▼▼▼
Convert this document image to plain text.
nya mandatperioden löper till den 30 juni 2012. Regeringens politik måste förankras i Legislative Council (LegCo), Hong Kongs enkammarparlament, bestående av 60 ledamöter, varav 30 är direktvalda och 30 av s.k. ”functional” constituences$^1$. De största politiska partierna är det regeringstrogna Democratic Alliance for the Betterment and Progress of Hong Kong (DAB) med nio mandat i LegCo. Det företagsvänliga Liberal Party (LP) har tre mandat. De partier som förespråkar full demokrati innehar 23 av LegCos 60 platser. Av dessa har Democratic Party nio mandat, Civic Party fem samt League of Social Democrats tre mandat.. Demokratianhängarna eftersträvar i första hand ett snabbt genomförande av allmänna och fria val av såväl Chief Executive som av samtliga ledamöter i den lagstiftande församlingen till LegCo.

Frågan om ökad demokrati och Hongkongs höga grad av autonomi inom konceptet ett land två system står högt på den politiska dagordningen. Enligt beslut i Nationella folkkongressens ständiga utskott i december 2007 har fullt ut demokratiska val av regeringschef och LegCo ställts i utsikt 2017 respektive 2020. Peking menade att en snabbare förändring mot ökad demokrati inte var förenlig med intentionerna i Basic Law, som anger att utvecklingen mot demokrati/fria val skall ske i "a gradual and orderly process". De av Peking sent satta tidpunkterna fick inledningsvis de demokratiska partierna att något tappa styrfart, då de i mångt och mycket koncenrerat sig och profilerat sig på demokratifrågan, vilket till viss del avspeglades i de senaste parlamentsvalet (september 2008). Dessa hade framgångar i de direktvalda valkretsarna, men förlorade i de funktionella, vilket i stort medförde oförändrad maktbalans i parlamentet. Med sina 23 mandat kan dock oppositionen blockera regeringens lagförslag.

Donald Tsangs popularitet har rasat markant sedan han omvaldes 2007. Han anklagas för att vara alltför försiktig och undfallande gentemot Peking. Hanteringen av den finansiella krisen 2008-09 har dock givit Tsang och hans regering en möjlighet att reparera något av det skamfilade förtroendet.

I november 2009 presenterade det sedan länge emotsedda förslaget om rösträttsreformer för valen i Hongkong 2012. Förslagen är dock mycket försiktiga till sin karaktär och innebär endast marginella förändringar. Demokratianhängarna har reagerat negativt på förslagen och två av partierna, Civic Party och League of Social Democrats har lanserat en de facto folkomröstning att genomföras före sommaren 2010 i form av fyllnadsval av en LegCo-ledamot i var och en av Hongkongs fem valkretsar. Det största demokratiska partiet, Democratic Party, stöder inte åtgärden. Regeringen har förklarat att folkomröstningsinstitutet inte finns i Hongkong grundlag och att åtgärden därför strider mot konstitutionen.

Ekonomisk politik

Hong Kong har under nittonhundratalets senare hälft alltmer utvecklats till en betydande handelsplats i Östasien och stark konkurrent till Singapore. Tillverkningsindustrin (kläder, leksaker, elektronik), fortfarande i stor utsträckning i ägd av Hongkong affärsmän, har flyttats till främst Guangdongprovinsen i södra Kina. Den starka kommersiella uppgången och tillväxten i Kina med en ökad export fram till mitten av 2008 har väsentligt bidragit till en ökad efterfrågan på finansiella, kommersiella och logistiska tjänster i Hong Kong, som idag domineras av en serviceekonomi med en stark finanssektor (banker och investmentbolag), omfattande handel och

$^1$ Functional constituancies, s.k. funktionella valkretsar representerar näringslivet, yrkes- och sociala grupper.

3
▲▲▲
What is needed:
Which lines above include the word "politik"? Pick them out and copy them.

Solution:
nya mandatperioden löper till den 30 juni 2012. Regeringens politik måste förankras i Legislative Council (LegCo), Hong Kongs enkammarparlament, bestående av 60 ledamöter, varav 30 är direktvalda och 30 av s.k. ”functional” constituences$^1$. De största politiska partierna är det regeringstrogna Democratic Alliance for the Betterment and Progress of Hong Kong (DAB) med nio mandat i LegCo. Det företagsvänliga Liberal Party (LP) har tre mandat. De partier som förespråkar full demokrati innehar 23 av LegCos 60 platser. Av dessa har Democratic Party nio mandat, Civic Party fem samt League of Social Democrats tre mandat.. Demokratianhängarna eftersträvar i första hand ett snabbt genomförande av allmänna och fria val av såväl Chief Executive som av samtliga ledamöter i den lagstiftande församlingen till LegCo.
Ekonomisk politik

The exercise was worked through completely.